*YOUR INSTRUCTIONS:* Can you write out the following entries word for word, starting at the very first line and ending at the line that contains "row-label: Age [4,122,27,137]", with both of those lines included?

*GIVEN RECORDS:*
────────────────────────────────────────

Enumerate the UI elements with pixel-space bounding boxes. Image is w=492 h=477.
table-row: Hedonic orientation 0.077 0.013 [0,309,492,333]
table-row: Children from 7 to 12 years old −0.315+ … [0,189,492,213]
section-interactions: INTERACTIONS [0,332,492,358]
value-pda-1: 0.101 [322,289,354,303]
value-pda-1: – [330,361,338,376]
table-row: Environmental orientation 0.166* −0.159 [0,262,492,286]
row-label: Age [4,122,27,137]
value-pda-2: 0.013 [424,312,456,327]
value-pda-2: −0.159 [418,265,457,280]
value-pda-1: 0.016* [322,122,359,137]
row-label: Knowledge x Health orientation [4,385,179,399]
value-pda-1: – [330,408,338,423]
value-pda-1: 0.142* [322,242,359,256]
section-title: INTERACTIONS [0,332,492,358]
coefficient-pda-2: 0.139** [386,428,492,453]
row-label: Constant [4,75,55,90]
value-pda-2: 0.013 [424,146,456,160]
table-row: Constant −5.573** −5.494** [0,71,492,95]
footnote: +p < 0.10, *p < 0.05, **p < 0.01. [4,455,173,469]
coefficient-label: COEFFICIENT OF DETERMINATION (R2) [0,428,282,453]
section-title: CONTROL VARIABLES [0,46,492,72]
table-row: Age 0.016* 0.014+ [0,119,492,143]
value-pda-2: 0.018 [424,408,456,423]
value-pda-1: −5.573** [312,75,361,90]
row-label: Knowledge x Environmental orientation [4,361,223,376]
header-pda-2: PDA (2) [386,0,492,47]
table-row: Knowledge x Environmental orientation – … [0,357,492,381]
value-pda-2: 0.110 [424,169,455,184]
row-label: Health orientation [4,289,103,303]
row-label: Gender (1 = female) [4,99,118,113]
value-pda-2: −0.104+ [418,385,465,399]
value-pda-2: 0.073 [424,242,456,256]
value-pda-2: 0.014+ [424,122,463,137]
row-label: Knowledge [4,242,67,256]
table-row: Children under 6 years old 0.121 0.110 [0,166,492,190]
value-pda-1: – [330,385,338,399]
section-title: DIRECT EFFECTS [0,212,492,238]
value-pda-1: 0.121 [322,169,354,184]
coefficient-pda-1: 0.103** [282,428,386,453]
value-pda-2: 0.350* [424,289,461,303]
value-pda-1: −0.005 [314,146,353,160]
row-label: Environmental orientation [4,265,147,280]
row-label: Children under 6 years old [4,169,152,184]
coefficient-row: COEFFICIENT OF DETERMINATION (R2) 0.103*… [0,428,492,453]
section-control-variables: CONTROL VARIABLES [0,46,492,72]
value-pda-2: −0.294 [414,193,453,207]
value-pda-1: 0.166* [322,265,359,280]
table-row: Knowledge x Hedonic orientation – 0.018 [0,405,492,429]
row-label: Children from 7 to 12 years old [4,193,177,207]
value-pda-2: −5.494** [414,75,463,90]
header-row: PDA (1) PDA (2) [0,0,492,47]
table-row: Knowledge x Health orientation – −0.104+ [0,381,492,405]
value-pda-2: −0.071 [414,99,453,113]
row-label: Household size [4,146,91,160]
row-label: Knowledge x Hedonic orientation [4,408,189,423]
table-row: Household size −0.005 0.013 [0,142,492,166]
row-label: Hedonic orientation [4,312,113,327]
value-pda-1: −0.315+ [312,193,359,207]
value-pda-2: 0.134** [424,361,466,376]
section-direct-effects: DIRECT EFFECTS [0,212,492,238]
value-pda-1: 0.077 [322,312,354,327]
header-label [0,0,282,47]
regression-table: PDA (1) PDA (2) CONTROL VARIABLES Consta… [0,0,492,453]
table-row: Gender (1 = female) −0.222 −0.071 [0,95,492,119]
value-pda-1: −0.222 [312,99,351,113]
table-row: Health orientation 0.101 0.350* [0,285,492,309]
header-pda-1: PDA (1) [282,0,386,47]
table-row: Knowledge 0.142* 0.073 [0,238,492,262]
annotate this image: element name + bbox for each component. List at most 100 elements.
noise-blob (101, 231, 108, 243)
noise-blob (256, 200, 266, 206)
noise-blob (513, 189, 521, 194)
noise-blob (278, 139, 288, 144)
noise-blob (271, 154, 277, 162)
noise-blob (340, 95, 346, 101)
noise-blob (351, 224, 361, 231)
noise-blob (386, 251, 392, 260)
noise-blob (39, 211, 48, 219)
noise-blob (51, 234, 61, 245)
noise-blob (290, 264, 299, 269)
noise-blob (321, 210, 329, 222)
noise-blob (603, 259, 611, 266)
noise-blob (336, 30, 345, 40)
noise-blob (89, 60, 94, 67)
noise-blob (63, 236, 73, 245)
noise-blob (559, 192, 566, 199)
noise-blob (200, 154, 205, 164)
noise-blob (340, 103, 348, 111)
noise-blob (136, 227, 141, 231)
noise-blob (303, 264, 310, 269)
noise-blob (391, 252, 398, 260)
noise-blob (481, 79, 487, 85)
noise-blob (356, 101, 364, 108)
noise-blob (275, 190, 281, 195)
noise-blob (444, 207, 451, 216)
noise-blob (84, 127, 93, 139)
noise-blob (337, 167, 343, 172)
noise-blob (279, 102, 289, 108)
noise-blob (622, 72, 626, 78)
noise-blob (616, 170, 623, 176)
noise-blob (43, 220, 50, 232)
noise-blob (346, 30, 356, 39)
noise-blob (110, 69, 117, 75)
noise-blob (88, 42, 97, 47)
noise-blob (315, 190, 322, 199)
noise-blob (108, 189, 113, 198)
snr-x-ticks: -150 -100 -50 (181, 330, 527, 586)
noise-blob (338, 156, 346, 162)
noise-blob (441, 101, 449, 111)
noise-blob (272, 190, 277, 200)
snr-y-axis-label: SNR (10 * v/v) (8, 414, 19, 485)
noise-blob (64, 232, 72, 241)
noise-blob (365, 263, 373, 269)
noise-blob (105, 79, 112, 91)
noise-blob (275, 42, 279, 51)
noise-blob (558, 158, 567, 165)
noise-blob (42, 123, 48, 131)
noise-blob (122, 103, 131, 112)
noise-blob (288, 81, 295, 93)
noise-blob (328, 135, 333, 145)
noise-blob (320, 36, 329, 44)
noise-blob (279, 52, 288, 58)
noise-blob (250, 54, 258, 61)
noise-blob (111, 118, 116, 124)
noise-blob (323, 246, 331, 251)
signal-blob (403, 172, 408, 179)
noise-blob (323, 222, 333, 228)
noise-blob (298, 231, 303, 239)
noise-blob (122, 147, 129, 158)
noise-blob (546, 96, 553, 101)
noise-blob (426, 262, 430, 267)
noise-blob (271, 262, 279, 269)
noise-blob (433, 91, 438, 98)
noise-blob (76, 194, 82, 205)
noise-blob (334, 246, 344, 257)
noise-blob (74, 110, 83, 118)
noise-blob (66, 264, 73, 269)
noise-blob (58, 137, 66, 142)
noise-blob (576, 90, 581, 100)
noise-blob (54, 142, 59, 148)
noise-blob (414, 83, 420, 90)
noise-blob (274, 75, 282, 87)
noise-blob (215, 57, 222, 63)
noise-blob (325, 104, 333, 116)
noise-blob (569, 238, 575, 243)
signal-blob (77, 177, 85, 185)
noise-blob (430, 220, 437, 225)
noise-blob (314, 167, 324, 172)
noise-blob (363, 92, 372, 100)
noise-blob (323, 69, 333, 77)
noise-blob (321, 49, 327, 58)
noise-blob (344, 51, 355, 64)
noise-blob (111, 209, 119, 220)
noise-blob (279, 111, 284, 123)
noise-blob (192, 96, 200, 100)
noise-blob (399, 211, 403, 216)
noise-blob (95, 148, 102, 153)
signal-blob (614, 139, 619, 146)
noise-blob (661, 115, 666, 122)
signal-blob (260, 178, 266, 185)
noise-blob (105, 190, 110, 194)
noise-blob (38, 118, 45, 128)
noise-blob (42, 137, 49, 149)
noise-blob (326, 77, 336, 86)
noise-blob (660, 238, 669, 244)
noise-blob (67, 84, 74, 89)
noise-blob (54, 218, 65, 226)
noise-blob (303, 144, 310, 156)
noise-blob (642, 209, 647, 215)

────────────────────────────────────────

*TASK RESULT:*
Enumerate the UI elements with pixel-space bounding boxes. Image is w=492 h=477.
table-row: Hedonic orientation 0.077 0.013 [0,309,492,333]
table-row: Children from 7 to 12 years old −0.315+ … [0,189,492,213]
section-interactions: INTERACTIONS [0,332,492,358]
value-pda-1: 0.101 [322,289,354,303]
value-pda-1: – [330,361,338,376]
table-row: Environmental orientation 0.166* −0.159 [0,262,492,286]
row-label: Age [4,122,27,137]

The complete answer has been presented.